Write out the whole listing word for word.
-=-=-
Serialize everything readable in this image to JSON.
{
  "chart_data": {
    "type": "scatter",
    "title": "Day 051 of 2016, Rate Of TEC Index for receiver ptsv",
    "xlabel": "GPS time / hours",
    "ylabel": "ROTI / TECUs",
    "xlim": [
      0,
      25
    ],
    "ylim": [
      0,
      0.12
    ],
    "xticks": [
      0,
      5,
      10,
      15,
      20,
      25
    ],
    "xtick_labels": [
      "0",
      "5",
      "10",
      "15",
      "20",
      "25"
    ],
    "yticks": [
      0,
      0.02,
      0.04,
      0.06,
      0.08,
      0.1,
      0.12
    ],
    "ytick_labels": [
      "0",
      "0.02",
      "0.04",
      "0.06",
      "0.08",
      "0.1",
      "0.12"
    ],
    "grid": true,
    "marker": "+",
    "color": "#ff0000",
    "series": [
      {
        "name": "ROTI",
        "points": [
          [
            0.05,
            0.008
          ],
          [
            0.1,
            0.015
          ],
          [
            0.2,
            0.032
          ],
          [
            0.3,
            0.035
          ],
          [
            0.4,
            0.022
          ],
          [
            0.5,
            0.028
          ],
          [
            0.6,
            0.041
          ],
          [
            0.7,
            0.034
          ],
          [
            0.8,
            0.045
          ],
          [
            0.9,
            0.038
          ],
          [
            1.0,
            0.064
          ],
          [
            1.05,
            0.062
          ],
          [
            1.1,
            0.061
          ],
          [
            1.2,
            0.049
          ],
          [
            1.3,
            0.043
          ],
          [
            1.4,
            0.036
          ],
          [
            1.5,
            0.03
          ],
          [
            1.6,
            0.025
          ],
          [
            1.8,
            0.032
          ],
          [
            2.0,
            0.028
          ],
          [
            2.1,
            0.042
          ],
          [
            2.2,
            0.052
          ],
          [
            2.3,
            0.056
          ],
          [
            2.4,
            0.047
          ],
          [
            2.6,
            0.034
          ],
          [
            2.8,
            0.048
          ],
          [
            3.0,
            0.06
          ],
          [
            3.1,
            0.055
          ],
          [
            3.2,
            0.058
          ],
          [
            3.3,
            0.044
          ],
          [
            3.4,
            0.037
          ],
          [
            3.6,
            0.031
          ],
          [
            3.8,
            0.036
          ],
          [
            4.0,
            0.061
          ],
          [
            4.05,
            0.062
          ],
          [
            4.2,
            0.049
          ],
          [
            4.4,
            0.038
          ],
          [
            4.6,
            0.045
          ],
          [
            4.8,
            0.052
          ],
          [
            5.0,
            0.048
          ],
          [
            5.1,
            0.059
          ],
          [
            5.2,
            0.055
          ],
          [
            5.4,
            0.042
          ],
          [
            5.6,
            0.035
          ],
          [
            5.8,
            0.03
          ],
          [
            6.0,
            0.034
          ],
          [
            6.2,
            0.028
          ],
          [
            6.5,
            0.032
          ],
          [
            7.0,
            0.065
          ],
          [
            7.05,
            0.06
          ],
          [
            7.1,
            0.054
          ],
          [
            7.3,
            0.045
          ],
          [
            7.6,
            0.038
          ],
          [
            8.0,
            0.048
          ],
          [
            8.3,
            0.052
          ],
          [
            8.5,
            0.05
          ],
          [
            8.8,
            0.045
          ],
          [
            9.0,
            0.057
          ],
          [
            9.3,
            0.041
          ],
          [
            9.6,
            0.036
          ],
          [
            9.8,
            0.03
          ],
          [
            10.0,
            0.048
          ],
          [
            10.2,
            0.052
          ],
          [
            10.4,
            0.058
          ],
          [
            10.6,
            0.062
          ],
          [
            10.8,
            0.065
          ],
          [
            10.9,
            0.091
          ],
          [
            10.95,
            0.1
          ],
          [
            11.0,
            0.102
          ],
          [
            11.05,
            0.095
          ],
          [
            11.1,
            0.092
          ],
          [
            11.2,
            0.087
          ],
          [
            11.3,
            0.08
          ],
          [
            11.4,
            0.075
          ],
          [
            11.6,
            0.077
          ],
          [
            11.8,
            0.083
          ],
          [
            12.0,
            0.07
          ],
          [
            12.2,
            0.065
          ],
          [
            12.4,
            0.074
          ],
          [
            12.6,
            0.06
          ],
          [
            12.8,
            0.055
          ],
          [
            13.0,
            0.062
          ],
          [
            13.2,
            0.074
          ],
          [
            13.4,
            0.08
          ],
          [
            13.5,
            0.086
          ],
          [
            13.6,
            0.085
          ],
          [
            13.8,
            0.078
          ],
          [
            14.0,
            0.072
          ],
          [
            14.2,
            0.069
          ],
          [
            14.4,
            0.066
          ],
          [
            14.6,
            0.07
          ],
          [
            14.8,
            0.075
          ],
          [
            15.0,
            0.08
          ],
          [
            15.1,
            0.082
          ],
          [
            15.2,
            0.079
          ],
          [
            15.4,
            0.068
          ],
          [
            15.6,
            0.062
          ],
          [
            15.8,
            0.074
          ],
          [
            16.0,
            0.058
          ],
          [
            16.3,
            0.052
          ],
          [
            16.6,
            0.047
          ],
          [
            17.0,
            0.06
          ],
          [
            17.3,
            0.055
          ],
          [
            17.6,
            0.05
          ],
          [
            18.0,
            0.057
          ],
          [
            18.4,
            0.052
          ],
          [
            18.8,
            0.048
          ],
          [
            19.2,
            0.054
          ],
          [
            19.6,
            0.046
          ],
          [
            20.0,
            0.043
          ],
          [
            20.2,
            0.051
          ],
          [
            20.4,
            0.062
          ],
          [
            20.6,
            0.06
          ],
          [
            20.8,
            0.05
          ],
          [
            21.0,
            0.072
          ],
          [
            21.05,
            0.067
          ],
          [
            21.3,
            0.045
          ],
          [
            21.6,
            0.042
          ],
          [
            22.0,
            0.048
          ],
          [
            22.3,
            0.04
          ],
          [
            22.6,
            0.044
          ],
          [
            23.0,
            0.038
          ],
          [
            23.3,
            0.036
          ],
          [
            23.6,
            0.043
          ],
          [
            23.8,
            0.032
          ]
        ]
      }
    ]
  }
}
-=-=-
• [ANSWER FOR THIS EXERCISE]
Serialize everything readable in this image to JSON.
{
  "chart_data": {
    "type": "scatter",
    "title": "Day 051 of 2016, Rate Of TEC Index for receiver ptsv",
    "xlabel": "GPS time / hours",
    "ylabel": "ROTI / TECUs",
    "xlim": [
      0,
      25
    ],
    "ylim": [
      0,
      0.12
    ],
    "xticks": [
      0,
      5,
      10,
      15,
      20,
      25
    ],
    "xtick_labels": [
      "0",
      "5",
      "10",
      "15",
      "20",
      "25"
    ],
    "yticks": [
      0,
      0.02,
      0.04,
      0.06,
      0.08,
      0.1,
      0.12
    ],
    "ytick_labels": [
      "0",
      "0.02",
      "0.04",
      "0.06",
      "0.08",
      "0.1",
      "0.12"
    ],
    "grid": true,
    "marker": "+",
    "color": "#ff0000",
    "series": [
      {
        "name": "ROTI",
        "points": [
          [
            0.05,
            0.008
          ],
          [
            0.1,
            0.015
          ],
          [
            0.2,
            0.032
          ],
          [
            0.3,
            0.035
          ],
          [
            0.4,
            0.022
          ],
          [
            0.5,
            0.028
          ],
          [
            0.6,
            0.041
          ],
          [
            0.7,
            0.034
          ],
          [
            0.8,
            0.045
          ],
          [
            0.9,
            0.038
          ],
          [
            1.0,
            0.064
          ],
          [
            1.05,
            0.062
          ],
          [
            1.1,
            0.061
          ],
          [
            1.2,
            0.049
          ],
          [
            1.3,
            0.043
          ],
          [
            1.4,
            0.036
          ],
          [
            1.5,
            0.03
          ],
          [
            1.6,
            0.025
          ],
          [
            1.8,
            0.032
          ],
          [
            2.0,
            0.028
          ],
          [
            2.1,
            0.042
          ],
          [
            2.2,
            0.052
          ],
          [
            2.3,
            0.056
          ],
          [
            2.4,
            0.047
          ],
          [
            2.6,
            0.034
          ],
          [
            2.8,
            0.048
          ],
          [
            3.0,
            0.06
          ],
          [
            3.1,
            0.055
          ],
          [
            3.2,
            0.058
          ],
          [
            3.3,
            0.044
          ],
          [
            3.4,
            0.037
          ],
          [
            3.6,
            0.031
          ],
          [
            3.8,
            0.036
          ],
          [
            4.0,
            0.061
          ],
          [
            4.05,
            0.062
          ],
          [
            4.2,
            0.049
          ],
          [
            4.4,
            0.038
          ],
          [
            4.6,
            0.045
          ],
          [
            4.8,
            0.052
          ],
          [
            5.0,
            0.048
          ],
          [
            5.1,
            0.059
          ],
          [
            5.2,
            0.055
          ],
          [
            5.4,
            0.042
          ],
          [
            5.6,
            0.035
          ],
          [
            5.8,
            0.03
          ],
          [
            6.0,
            0.034
          ],
          [
            6.2,
            0.028
          ],
          [
            6.5,
            0.032
          ],
          [
            7.0,
            0.065
          ],
          [
            7.05,
            0.06
          ],
          [
            7.1,
            0.054
          ],
          [
            7.3,
            0.045
          ],
          [
            7.6,
            0.038
          ],
          [
            8.0,
            0.048
          ],
          [
            8.3,
            0.052
          ],
          [
            8.5,
            0.05
          ],
          [
            8.8,
            0.045
          ],
          [
            9.0,
            0.057
          ],
          [
            9.3,
            0.041
          ],
          [
            9.6,
            0.036
          ],
          [
            9.8,
            0.03
          ],
          [
            10.0,
            0.048
          ],
          [
            10.2,
            0.052
          ],
          [
            10.4,
            0.058
          ],
          [
            10.6,
            0.062
          ],
          [
            10.8,
            0.065
          ],
          [
            10.9,
            0.091
          ],
          [
            10.95,
            0.1
          ],
          [
            11.0,
            0.102
          ],
          [
            11.05,
            0.095
          ],
          [
            11.1,
            0.092
          ],
          [
            11.2,
            0.087
          ],
          [
            11.3,
            0.08
          ],
          [
            11.4,
            0.075
          ],
          [
            11.6,
            0.077
          ],
          [
            11.8,
            0.083
          ],
          [
            12.0,
            0.07
          ],
          [
            12.2,
            0.065
          ],
          [
            12.4,
            0.074
          ],
          [
            12.6,
            0.06
          ],
          [
            12.8,
            0.055
          ],
          [
            13.0,
            0.062
          ],
          [
            13.2,
            0.074
          ],
          [
            13.4,
            0.08
          ],
          [
            13.5,
            0.086
          ],
          [
            13.6,
            0.085
          ],
          [
            13.8,
            0.078
          ],
          [
            14.0,
            0.072
          ],
          [
            14.2,
            0.069
          ],
          [
            14.4,
            0.066
          ],
          [
            14.6,
            0.07
          ],
          [
            14.8,
            0.075
          ],
          [
            15.0,
            0.08
          ],
          [
            15.1,
            0.082
          ],
          [
            15.2,
            0.079
          ],
          [
            15.4,
            0.068
          ],
          [
            15.6,
            0.062
          ],
          [
            15.8,
            0.074
          ],
          [
            16.0,
            0.058
          ],
          [
            16.3,
            0.052
          ],
          [
            16.6,
            0.047
          ],
          [
            17.0,
            0.06
          ],
          [
            17.3,
            0.055
          ],
          [
            17.6,
            0.05
          ],
          [
            18.0,
            0.057
          ],
          [
            18.4,
            0.052
          ],
          [
            18.8,
            0.048
          ],
          [
            19.2,
            0.054
          ],
          [
            19.6,
            0.046
          ],
          [
            20.0,
            0.043
          ],
          [
            20.2,
            0.051
          ],
          [
            20.4,
            0.062
          ],
          [
            20.6,
            0.06
          ],
          [
            20.8,
            0.05
          ],
          [
            21.0,
            0.072
          ],
          [
            21.05,
            0.067
          ],
          [
            21.3,
            0.045
          ],
          [
            21.6,
            0.042
          ],
          [
            22.0,
            0.048
          ],
          [
            22.3,
            0.04
          ],
          [
            22.6,
            0.044
          ],
          [
            23.0,
            0.038
          ],
          [
            23.3,
            0.036
          ],
          [
            23.6,
            0.043
          ],
          [
            23.8,
            0.032
          ]
        ]
      }
    ]
  }
}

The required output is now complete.